[WRITTEN TASK] Quote exactly the lines running from the line with "Transcribe this image's" to the end of the entries, including both, and nothing else.

Stored data

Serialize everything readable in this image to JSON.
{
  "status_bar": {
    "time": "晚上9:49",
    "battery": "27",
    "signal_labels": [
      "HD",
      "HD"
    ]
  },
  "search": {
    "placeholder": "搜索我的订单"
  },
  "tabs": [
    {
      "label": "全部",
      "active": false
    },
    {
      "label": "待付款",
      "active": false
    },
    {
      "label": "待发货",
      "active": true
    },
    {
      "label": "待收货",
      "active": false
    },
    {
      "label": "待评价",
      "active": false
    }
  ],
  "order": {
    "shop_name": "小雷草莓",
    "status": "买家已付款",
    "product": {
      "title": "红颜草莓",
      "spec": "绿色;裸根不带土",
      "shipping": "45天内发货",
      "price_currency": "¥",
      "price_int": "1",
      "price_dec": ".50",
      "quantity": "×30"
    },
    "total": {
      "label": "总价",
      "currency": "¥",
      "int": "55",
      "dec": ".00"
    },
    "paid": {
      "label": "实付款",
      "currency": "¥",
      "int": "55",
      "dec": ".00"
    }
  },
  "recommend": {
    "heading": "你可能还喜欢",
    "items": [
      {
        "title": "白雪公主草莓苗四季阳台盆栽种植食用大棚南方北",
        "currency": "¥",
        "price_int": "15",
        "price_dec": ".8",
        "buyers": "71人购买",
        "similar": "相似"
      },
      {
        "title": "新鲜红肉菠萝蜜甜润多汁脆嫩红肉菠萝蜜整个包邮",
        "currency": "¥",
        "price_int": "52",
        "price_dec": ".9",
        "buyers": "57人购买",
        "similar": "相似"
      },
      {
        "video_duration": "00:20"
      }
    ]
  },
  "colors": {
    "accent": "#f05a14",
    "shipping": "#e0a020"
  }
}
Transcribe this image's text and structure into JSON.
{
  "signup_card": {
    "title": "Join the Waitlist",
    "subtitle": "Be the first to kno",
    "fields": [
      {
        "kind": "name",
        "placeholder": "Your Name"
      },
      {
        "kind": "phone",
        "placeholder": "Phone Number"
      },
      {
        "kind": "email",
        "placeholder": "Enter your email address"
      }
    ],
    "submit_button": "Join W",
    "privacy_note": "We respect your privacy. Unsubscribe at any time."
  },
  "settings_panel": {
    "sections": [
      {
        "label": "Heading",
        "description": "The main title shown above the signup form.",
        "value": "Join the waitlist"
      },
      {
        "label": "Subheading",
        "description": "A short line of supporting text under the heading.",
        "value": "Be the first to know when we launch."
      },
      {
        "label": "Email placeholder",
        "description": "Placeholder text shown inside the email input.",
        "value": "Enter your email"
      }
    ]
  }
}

[COMPLETE RESPONSE]
Transcribe this image's text and structure into JSON.
{
  "signup_card": {
    "title": "Join the Waitlist",
    "subtitle": "Be the first to kno",
    "fields": [
      {
        "kind": "name",
        "placeholder": "Your Name"
      },
      {
        "kind": "phone",
        "placeholder": "Phone Number"
      },
      {
        "kind": "email",
        "placeholder": "Enter your email address"
      }
    ],
    "submit_button": "Join W",
    "privacy_note": "We respect your privacy. Unsubscribe at any time."
  },
  "settings_panel": {
    "sections": [
      {
        "label": "Heading",
        "description": "The main title shown above the signup form.",
        "value": "Join the waitlist"
      },
      {
        "label": "Subheading",
        "description": "A short line of supporting text under the heading.",
        "value": "Be the first to know when we launch."
      },
      {
        "label": "Email placeholder",
        "description": "Placeholder text shown inside the email input.",
        "value": "Enter your email"
      }
    ]
  }
}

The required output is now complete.